Requirement » Retype each entry below, keeping every character the same.

--- START OF Data extract ---

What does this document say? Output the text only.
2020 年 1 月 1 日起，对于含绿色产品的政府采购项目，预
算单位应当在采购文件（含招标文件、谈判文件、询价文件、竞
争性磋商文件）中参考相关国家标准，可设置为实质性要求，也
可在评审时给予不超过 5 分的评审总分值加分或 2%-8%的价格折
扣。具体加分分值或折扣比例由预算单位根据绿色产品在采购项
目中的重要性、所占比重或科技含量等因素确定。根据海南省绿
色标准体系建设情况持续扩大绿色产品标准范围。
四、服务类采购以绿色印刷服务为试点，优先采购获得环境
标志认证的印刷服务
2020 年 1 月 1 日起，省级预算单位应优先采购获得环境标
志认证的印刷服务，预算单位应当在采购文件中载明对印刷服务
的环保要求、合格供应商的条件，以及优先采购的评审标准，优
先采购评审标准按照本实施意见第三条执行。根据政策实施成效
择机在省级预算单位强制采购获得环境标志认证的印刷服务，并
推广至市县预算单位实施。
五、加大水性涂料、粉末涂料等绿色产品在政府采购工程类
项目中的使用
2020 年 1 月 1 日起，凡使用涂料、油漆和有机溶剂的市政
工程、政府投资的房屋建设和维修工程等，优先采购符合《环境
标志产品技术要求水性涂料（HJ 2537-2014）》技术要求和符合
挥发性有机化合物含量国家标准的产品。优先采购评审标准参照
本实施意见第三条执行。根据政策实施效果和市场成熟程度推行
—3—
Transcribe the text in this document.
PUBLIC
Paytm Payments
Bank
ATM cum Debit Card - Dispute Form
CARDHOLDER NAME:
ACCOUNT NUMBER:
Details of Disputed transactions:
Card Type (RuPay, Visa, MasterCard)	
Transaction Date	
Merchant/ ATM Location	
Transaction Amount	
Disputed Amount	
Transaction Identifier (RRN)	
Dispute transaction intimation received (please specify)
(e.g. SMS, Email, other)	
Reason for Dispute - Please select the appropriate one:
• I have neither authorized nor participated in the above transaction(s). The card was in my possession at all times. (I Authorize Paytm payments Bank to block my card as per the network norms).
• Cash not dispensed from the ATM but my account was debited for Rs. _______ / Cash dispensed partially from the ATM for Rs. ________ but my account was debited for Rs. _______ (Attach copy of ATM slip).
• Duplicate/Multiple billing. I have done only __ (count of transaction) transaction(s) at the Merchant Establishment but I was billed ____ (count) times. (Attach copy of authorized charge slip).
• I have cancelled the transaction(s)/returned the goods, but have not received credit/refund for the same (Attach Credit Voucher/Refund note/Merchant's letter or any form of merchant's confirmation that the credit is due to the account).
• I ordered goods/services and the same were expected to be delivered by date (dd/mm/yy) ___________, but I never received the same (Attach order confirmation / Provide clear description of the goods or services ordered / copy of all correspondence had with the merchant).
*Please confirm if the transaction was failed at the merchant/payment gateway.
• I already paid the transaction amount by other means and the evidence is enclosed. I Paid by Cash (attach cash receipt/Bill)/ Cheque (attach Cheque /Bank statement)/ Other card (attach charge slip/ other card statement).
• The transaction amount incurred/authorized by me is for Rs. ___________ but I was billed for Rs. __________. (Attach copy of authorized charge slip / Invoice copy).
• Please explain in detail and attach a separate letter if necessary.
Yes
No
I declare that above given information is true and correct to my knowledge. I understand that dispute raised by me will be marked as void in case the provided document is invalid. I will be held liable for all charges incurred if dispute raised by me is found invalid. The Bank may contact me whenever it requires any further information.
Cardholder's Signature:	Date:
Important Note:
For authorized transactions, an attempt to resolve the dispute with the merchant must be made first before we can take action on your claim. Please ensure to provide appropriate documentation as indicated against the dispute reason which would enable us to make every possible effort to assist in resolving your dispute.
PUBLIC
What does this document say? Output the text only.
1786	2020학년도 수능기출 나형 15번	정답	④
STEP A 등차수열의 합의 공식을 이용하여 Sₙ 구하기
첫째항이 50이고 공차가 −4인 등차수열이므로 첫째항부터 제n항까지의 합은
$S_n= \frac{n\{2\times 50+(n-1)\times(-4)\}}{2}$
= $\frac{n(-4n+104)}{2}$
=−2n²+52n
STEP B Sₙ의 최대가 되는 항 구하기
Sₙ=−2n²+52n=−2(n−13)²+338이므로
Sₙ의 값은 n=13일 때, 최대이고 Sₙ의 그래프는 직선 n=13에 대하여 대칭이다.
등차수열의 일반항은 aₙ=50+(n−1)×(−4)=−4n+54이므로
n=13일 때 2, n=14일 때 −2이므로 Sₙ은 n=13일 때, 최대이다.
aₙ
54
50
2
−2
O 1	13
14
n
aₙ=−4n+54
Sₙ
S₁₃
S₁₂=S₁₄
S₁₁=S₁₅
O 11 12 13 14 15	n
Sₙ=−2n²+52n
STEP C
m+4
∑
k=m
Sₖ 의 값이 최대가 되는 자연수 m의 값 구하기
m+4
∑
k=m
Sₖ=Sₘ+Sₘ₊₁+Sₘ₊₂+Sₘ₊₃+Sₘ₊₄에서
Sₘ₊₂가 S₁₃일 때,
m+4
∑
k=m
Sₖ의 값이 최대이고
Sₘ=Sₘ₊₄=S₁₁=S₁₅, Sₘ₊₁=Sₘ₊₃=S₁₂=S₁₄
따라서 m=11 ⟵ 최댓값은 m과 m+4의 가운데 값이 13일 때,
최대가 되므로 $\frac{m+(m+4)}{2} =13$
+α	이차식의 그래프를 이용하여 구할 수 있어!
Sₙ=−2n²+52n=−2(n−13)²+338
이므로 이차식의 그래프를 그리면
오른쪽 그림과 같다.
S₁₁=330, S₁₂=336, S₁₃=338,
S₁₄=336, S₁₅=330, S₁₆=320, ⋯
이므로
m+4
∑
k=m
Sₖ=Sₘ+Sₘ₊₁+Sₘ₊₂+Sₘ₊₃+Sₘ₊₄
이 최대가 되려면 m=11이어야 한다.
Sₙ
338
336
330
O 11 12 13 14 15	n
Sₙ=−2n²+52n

--- END OF Data extract ---

Output of the task »
What does this document say? Output the text only.
2020 年 1 月 1 日起，对于含绿色产品的政府采购项目，预
算单位应当在采购文件（含招标文件、谈判文件、询价文件、竞
争性磋商文件）中参考相关国家标准，可设置为实质性要求，也
可在评审时给予不超过 5 分的评审总分值加分或 2%-8%的价格折
扣。具体加分分值或折扣比例由预算单位根据绿色产品在采购项
目中的重要性、所占比重或科技含量等因素确定。根据海南省绿
色标准体系建设情况持续扩大绿色产品标准范围。
四、服务类采购以绿色印刷服务为试点，优先采购获得环境
标志认证的印刷服务
2020 年 1 月 1 日起，省级预算单位应优先采购获得环境标
志认证的印刷服务，预算单位应当在采购文件中载明对印刷服务
的环保要求、合格供应商的条件，以及优先采购的评审标准，优
先采购评审标准按照本实施意见第三条执行。根据政策实施成效
择机在省级预算单位强制采购获得环境标志认证的印刷服务，并
推广至市县预算单位实施。
五、加大水性涂料、粉末涂料等绿色产品在政府采购工程类
项目中的使用
2020 年 1 月 1 日起，凡使用涂料、油漆和有机溶剂的市政
工程、政府投资的房屋建设和维修工程等，优先采购符合《环境
标志产品技术要求水性涂料（HJ 2537-2014）》技术要求和符合
挥发性有机化合物含量国家标准的产品。优先采购评审标准参照
本实施意见第三条执行。根据政策实施效果和市场成熟程度推行
—3—
Transcribe the text in this document.
PUBLIC
Paytm Payments
Bank
ATM cum Debit Card - Dispute Form
CARDHOLDER NAME:
ACCOUNT NUMBER:
Details of Disputed transactions:
Card Type (RuPay, Visa, MasterCard)	
Transaction Date	
Merchant/ ATM Location	
Transaction Amount	
Disputed Amount	
Transaction Identifier (RRN)	
Dispute transaction intimation received (please specify)
(e.g. SMS, Email, other)	
Reason for Dispute - Please select the appropriate one:
• I have neither authorized nor participated in the above transaction(s). The card was in my possession at all times. (I Authorize Paytm payments Bank to block my card as per the network norms).
• Cash not dispensed from the ATM but my account was debited for Rs. _______ / Cash dispensed partially from the ATM for Rs. ________ but my account was debited for Rs. _______ (Attach copy of ATM slip).
• Duplicate/Multiple billing. I have done only __ (count of transaction) transaction(s) at the Merchant Establishment but I was billed ____ (count) times. (Attach copy of authorized charge slip).
• I have cancelled the transaction(s)/returned the goods, but have not received credit/refund for the same (Attach Credit Voucher/Refund note/Merchant's letter or any form of merchant's confirmation that the credit is due to the account).
• I ordered goods/services and the same were expected to be delivered by date (dd/mm/yy) ___________, but I never received the same (Attach order confirmation / Provide clear description of the goods or services ordered / copy of all correspondence had with the merchant).
*Please confirm if the transaction was failed at the merchant/payment gateway.
• I already paid the transaction amount by other means and the evidence is enclosed. I Paid by Cash (attach cash receipt/Bill)/ Cheque (attach Cheque /Bank statement)/ Other card (attach charge slip/ other card statement).
• The transaction amount incurred/authorized by me is for Rs. ___________ but I was billed for Rs. __________. (Attach copy of authorized charge slip / Invoice copy).
• Please explain in detail and attach a separate letter if necessary.
Yes
No
I declare that above given information is true and correct to my knowledge. I understand that dispute raised by me will be marked as void in case the provided document is invalid. I will be held liable for all charges incurred if dispute raised by me is found invalid. The Bank may contact me whenever it requires any further information.
Cardholder's Signature:	Date:
Important Note:
For authorized transactions, an attempt to resolve the dispute with the merchant must be made first before we can take action on your claim. Please ensure to provide appropriate documentation as indicated against the dispute reason which would enable us to make every possible effort to assist in resolving your dispute.
PUBLIC
What does this document say? Output the text only.
1786	2020학년도 수능기출 나형 15번	정답	④
STEP A 등차수열의 합의 공식을 이용하여 Sₙ 구하기
첫째항이 50이고 공차가 −4인 등차수열이므로 첫째항부터 제n항까지의 합은
$S_n= \frac{n\{2\times 50+(n-1)\times(-4)\}}{2}$
= $\frac{n(-4n+104)}{2}$
=−2n²+52n
STEP B Sₙ의 최대가 되는 항 구하기
Sₙ=−2n²+52n=−2(n−13)²+338이므로
Sₙ의 값은 n=13일 때, 최대이고 Sₙ의 그래프는 직선 n=13에 대하여 대칭이다.
등차수열의 일반항은 aₙ=50+(n−1)×(−4)=−4n+54이므로
n=13일 때 2, n=14일 때 −2이므로 Sₙ은 n=13일 때, 최대이다.
aₙ
54
50
2
−2
O 1	13
14
n
aₙ=−4n+54
Sₙ
S₁₃
S₁₂=S₁₄
S₁₁=S₁₅
O 11 12 13 14 15	n
Sₙ=−2n²+52n
STEP C
m+4
∑
k=m
Sₖ 의 값이 최대가 되는 자연수 m의 값 구하기
m+4
∑
k=m
Sₖ=Sₘ+Sₘ₊₁+Sₘ₊₂+Sₘ₊₃+Sₘ₊₄에서
Sₘ₊₂가 S₁₃일 때,
m+4
∑
k=m
Sₖ의 값이 최대이고
Sₘ=Sₘ₊₄=S₁₁=S₁₅, Sₘ₊₁=Sₘ₊₃=S₁₂=S₁₄
따라서 m=11 ⟵ 최댓값은 m과 m+4의 가운데 값이 13일 때,
최대가 되므로 $\frac{m+(m+4)}{2} =13$
+α	이차식의 그래프를 이용하여 구할 수 있어!
Sₙ=−2n²+52n=−2(n−13)²+338
이므로 이차식의 그래프를 그리면
오른쪽 그림과 같다.
S₁₁=330, S₁₂=336, S₁₃=338,
S₁₄=336, S₁₅=330, S₁₆=320, ⋯
이므로
m+4
∑
k=m
Sₖ=Sₘ+Sₘ₊₁+Sₘ₊₂+Sₘ₊₃+Sₘ₊₄
이 최대가 되려면 m=11이어야 한다.
Sₙ
338
336
330
O 11 12 13 14 15	n
Sₙ=−2n²+52n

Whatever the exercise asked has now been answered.